**Your objective:**
Would you extract the whole listing below and retype it exactly?

[start]

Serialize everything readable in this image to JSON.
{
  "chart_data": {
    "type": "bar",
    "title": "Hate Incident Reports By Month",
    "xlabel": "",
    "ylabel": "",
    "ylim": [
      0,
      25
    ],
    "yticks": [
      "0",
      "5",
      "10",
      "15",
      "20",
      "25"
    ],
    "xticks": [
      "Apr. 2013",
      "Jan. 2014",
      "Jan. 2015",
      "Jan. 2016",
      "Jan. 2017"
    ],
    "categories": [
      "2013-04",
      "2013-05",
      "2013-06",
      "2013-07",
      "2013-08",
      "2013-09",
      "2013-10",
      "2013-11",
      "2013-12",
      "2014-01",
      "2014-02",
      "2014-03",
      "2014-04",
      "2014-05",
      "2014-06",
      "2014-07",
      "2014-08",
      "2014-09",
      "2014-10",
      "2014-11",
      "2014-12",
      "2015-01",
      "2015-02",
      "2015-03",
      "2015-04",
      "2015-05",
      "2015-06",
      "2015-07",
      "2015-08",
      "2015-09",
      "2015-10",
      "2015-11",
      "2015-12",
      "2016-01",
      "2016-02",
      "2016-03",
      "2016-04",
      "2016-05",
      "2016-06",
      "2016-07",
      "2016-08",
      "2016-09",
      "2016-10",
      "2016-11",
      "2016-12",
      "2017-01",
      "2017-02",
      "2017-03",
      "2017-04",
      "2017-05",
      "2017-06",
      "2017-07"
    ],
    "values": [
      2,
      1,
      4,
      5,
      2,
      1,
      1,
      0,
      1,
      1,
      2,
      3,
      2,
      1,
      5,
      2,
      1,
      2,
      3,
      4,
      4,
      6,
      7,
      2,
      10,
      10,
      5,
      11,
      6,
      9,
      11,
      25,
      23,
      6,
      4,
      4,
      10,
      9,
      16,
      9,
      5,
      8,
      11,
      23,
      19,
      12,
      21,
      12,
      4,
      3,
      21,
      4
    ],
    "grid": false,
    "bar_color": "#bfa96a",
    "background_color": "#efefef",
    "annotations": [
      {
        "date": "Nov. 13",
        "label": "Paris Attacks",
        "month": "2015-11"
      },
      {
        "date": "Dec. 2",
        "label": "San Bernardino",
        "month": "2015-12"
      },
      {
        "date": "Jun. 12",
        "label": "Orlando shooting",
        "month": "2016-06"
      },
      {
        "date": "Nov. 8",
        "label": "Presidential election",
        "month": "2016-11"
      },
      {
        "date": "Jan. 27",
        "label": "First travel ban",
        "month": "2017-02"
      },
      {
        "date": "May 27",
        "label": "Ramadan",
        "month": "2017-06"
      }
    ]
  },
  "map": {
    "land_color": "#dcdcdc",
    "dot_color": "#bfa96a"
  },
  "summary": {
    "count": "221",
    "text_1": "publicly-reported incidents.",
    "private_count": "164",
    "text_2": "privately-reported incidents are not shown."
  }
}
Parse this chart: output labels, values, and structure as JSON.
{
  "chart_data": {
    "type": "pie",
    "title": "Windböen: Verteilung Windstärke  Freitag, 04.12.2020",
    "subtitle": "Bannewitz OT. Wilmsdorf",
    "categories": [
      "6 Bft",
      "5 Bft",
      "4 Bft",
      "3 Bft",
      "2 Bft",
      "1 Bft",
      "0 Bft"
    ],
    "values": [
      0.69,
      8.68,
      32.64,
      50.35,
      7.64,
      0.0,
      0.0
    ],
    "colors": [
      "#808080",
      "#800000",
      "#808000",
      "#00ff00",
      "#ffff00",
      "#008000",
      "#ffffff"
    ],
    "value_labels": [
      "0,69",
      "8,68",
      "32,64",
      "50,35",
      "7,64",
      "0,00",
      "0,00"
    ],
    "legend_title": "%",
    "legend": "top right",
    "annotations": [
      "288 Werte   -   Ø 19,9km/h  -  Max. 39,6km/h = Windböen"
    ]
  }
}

[end]

**Output of the exercise:**
Serialize everything readable in this image to JSON.
{
  "chart_data": {
    "type": "bar",
    "title": "Hate Incident Reports By Month",
    "xlabel": "",
    "ylabel": "",
    "ylim": [
      0,
      25
    ],
    "yticks": [
      "0",
      "5",
      "10",
      "15",
      "20",
      "25"
    ],
    "xticks": [
      "Apr. 2013",
      "Jan. 2014",
      "Jan. 2015",
      "Jan. 2016",
      "Jan. 2017"
    ],
    "categories": [
      "2013-04",
      "2013-05",
      "2013-06",
      "2013-07",
      "2013-08",
      "2013-09",
      "2013-10",
      "2013-11",
      "2013-12",
      "2014-01",
      "2014-02",
      "2014-03",
      "2014-04",
      "2014-05",
      "2014-06",
      "2014-07",
      "2014-08",
      "2014-09",
      "2014-10",
      "2014-11",
      "2014-12",
      "2015-01",
      "2015-02",
      "2015-03",
      "2015-04",
      "2015-05",
      "2015-06",
      "2015-07",
      "2015-08",
      "2015-09",
      "2015-10",
      "2015-11",
      "2015-12",
      "2016-01",
      "2016-02",
      "2016-03",
      "2016-04",
      "2016-05",
      "2016-06",
      "2016-07",
      "2016-08",
      "2016-09",
      "2016-10",
      "2016-11",
      "2016-12",
      "2017-01",
      "2017-02",
      "2017-03",
      "2017-04",
      "2017-05",
      "2017-06",
      "2017-07"
    ],
    "values": [
      2,
      1,
      4,
      5,
      2,
      1,
      1,
      0,
      1,
      1,
      2,
      3,
      2,
      1,
      5,
      2,
      1,
      2,
      3,
      4,
      4,
      6,
      7,
      2,
      10,
      10,
      5,
      11,
      6,
      9,
      11,
      25,
      23,
      6,
      4,
      4,
      10,
      9,
      16,
      9,
      5,
      8,
      11,
      23,
      19,
      12,
      21,
      12,
      4,
      3,
      21,
      4
    ],
    "grid": false,
    "bar_color": "#bfa96a",
    "background_color": "#efefef",
    "annotations": [
      {
        "date": "Nov. 13",
        "label": "Paris Attacks",
        "month": "2015-11"
      },
      {
        "date": "Dec. 2",
        "label": "San Bernardino",
        "month": "2015-12"
      },
      {
        "date": "Jun. 12",
        "label": "Orlando shooting",
        "month": "2016-06"
      },
      {
        "date": "Nov. 8",
        "label": "Presidential election",
        "month": "2016-11"
      },
      {
        "date": "Jan. 27",
        "label": "First travel ban",
        "month": "2017-02"
      },
      {
        "date": "May 27",
        "label": "Ramadan",
        "month": "2017-06"
      }
    ]
  },
  "map": {
    "land_color": "#dcdcdc",
    "dot_color": "#bfa96a"
  },
  "summary": {
    "count": "221",
    "text_1": "publicly-reported incidents.",
    "private_count": "164",
    "text_2": "privately-reported incidents are not shown."
  }
}
Parse this chart: output labels, values, and structure as JSON.
{
  "chart_data": {
    "type": "pie",
    "title": "Windböen: Verteilung Windstärke  Freitag, 04.12.2020",
    "subtitle": "Bannewitz OT. Wilmsdorf",
    "categories": [
      "6 Bft",
      "5 Bft",
      "4 Bft",
      "3 Bft",
      "2 Bft",
      "1 Bft",
      "0 Bft"
    ],
    "values": [
      0.69,
      8.68,
      32.64,
      50.35,
      7.64,
      0.0,
      0.0
    ],
    "colors": [
      "#808080",
      "#800000",
      "#808000",
      "#00ff00",
      "#ffff00",
      "#008000",
      "#ffffff"
    ],
    "value_labels": [
      "0,69",
      "8,68",
      "32,64",
      "50,35",
      "7,64",
      "0,00",
      "0,00"
    ],
    "legend_title": "%",
    "legend": "top right",
    "annotations": [
      "288 Werte   -   Ø 19,9km/h  -  Max. 39,6km/h = Windböen"
    ]
  }
}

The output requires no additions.